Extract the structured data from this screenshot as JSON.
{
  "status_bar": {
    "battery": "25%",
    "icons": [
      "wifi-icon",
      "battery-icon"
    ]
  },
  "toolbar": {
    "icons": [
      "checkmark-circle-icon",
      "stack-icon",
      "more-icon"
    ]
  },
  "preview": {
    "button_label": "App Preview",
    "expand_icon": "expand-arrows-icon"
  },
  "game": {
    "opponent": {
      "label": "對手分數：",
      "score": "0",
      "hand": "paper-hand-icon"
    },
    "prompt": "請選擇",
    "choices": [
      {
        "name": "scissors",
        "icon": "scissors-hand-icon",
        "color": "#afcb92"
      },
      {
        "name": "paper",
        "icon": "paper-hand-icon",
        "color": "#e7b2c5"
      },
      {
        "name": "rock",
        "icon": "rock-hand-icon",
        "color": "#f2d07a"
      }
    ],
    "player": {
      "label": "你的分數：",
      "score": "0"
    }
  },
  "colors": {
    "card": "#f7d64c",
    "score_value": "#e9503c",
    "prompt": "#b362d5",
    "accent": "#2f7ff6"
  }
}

____

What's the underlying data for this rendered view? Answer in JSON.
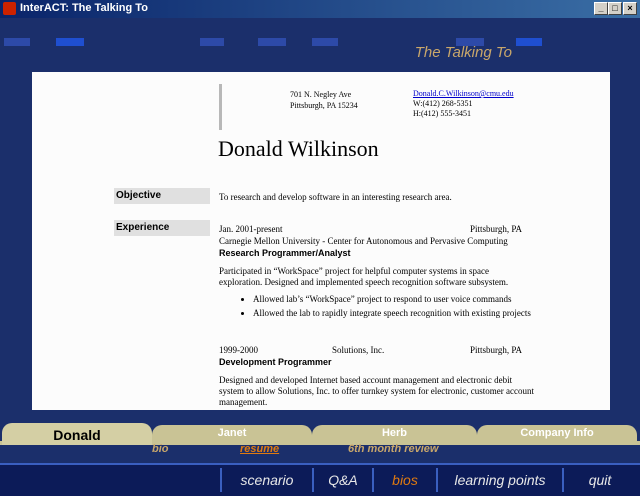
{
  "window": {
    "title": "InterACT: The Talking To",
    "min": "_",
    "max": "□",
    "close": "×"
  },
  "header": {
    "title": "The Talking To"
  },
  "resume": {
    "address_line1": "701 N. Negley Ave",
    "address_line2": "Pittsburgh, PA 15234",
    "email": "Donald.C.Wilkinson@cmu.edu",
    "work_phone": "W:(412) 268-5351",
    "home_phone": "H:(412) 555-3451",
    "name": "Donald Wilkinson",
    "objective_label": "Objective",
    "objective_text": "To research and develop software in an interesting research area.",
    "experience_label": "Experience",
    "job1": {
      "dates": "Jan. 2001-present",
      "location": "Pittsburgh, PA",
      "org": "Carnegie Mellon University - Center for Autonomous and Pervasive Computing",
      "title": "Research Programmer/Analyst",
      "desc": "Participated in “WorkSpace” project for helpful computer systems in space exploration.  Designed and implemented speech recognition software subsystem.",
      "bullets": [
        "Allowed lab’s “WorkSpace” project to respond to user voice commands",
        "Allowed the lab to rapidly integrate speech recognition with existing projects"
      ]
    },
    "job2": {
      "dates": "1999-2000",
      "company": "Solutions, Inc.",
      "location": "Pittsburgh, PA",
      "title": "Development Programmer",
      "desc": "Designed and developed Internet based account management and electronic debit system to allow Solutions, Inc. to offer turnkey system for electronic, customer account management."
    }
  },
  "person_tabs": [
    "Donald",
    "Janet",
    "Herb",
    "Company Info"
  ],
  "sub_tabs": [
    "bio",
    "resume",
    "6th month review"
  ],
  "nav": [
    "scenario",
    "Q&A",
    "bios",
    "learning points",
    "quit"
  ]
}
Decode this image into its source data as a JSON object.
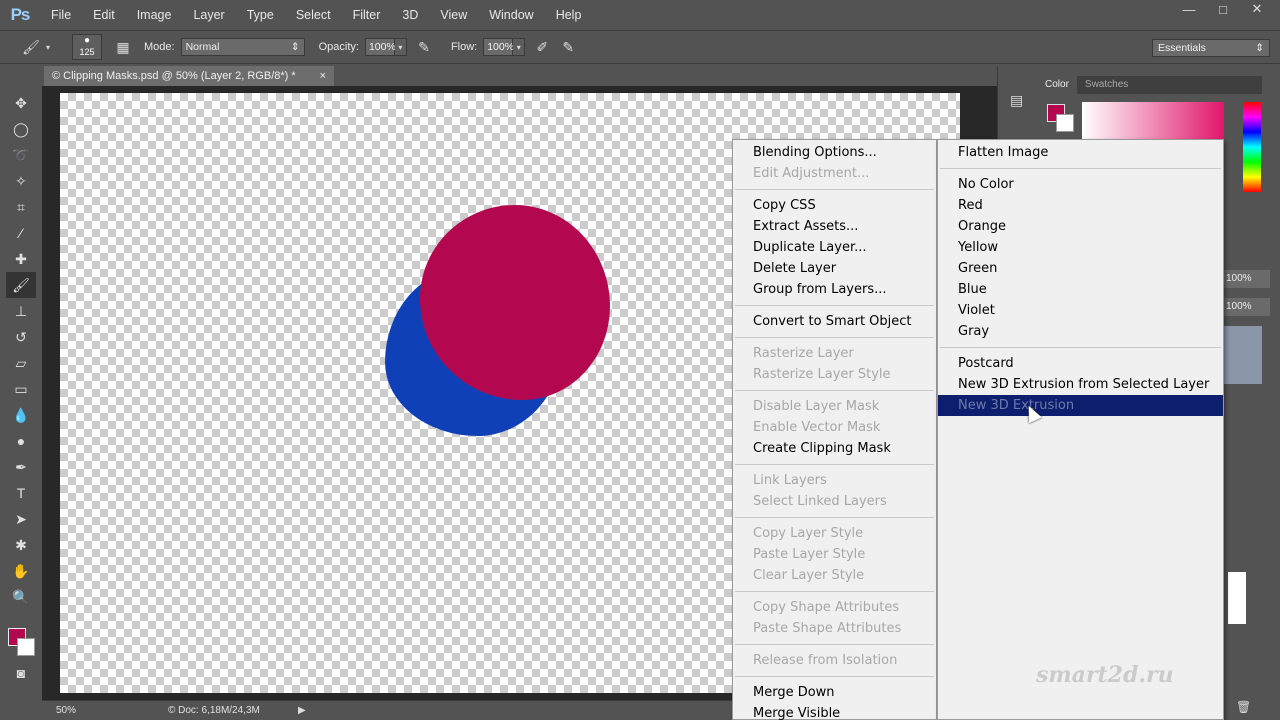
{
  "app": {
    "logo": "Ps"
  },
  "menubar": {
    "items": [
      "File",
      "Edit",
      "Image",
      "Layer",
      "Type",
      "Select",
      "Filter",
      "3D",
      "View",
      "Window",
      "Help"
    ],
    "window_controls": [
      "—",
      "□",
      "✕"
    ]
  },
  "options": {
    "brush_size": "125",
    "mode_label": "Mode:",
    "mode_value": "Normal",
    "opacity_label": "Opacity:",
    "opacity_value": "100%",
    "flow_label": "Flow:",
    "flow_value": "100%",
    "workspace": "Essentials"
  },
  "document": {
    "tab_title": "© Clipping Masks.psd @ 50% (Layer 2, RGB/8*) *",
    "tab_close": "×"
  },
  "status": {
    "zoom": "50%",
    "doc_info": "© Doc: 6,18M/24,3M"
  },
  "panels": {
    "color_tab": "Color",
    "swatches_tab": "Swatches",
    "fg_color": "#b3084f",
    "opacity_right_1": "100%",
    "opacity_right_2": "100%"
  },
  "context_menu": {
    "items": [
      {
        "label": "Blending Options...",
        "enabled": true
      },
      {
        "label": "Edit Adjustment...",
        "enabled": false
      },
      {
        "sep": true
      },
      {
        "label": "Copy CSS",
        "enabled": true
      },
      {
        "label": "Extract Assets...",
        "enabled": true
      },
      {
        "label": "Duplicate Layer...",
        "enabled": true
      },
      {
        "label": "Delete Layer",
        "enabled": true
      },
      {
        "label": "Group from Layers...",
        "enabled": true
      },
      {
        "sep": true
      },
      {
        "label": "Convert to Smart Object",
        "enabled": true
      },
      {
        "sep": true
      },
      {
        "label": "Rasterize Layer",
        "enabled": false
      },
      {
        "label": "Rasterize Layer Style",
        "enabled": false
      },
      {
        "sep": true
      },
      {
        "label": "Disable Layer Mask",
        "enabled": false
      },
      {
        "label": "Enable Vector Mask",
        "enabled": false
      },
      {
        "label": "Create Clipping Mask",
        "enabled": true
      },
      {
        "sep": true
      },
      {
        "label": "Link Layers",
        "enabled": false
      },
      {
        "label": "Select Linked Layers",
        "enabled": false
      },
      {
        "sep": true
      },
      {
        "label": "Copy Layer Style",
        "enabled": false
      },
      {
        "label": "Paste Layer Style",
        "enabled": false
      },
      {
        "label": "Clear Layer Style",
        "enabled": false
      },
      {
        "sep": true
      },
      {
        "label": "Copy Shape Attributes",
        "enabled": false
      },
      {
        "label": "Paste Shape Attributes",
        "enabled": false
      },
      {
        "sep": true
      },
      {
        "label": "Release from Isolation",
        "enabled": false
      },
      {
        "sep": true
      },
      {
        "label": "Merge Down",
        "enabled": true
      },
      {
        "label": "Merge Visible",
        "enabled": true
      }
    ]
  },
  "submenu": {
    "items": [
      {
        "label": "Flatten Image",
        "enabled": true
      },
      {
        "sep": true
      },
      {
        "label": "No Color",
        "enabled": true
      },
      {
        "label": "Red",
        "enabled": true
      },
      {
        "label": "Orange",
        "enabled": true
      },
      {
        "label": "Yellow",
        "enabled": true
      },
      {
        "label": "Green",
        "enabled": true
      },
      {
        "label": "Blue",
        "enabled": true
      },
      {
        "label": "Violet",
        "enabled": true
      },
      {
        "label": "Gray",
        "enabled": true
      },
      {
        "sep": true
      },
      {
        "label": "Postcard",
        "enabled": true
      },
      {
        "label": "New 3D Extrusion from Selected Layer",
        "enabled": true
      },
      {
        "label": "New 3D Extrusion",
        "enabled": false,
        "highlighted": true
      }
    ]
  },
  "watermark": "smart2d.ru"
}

____

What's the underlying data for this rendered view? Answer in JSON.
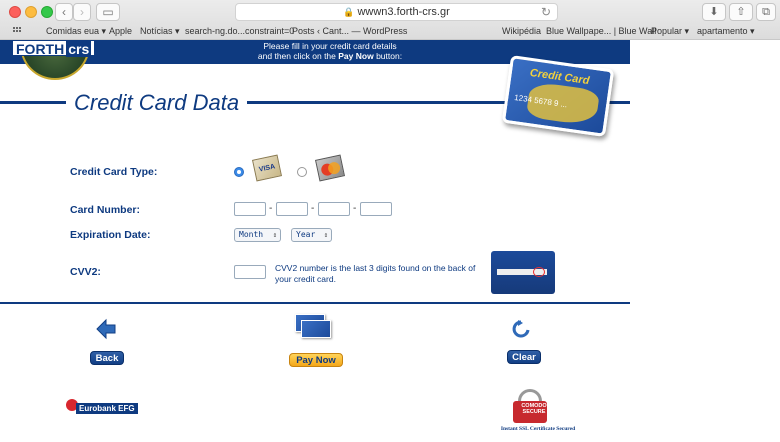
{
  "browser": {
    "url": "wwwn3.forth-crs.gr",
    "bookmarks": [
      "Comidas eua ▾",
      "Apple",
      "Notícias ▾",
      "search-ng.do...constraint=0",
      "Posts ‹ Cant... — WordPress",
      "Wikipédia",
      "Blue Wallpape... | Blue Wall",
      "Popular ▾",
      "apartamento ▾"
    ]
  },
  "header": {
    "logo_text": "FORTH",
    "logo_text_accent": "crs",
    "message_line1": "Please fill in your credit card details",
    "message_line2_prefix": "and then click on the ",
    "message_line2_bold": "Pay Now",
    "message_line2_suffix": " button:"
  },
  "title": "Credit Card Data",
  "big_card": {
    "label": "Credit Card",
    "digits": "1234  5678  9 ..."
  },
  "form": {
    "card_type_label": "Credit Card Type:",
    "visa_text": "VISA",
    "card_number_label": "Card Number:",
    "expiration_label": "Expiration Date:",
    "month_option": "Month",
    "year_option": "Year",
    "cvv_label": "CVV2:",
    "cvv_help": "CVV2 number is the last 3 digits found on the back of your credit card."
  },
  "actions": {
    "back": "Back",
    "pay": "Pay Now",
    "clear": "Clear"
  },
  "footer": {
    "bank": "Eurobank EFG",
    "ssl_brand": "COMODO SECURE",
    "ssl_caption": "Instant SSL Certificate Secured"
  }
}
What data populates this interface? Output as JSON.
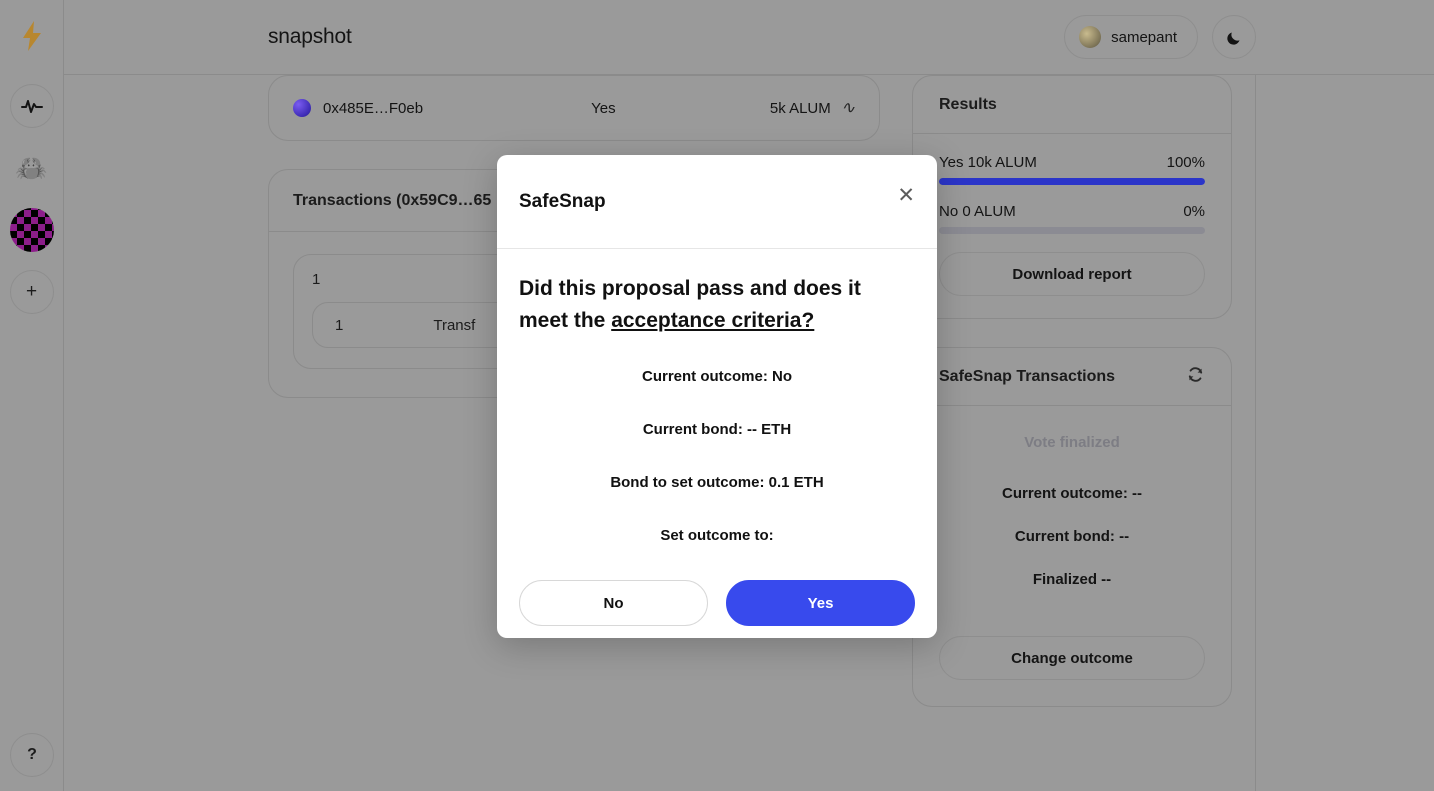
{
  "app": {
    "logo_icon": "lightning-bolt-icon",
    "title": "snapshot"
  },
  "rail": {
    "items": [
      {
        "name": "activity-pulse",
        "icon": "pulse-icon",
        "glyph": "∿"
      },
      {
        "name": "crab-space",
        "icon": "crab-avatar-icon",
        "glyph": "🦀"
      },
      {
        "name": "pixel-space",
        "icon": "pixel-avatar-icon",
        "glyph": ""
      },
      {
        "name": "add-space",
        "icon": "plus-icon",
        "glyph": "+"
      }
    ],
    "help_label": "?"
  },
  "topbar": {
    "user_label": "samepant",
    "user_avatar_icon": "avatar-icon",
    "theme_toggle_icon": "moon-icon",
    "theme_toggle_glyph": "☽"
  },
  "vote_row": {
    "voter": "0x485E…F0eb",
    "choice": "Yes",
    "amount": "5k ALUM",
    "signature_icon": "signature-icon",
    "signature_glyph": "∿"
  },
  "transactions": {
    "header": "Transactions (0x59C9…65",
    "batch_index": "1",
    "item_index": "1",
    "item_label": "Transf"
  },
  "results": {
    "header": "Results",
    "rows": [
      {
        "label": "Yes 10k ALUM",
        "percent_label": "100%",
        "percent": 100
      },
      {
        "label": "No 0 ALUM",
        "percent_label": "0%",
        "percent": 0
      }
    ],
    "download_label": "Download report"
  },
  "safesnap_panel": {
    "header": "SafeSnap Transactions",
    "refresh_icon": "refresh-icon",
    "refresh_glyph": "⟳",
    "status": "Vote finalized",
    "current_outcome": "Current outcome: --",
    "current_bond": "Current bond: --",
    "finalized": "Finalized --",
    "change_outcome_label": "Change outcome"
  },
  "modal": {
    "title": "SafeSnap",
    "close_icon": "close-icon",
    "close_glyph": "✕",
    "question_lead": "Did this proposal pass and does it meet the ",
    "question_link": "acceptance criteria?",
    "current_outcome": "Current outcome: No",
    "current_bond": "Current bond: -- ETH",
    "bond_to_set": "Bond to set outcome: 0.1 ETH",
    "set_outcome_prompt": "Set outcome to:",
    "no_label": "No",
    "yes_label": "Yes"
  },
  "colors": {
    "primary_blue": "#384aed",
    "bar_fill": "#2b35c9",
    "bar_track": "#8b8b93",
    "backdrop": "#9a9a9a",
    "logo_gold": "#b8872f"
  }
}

____

▶ [Exercise directions]: State the number of lines above that hold the string "dates", with nothing added.

▶ [Result]: 2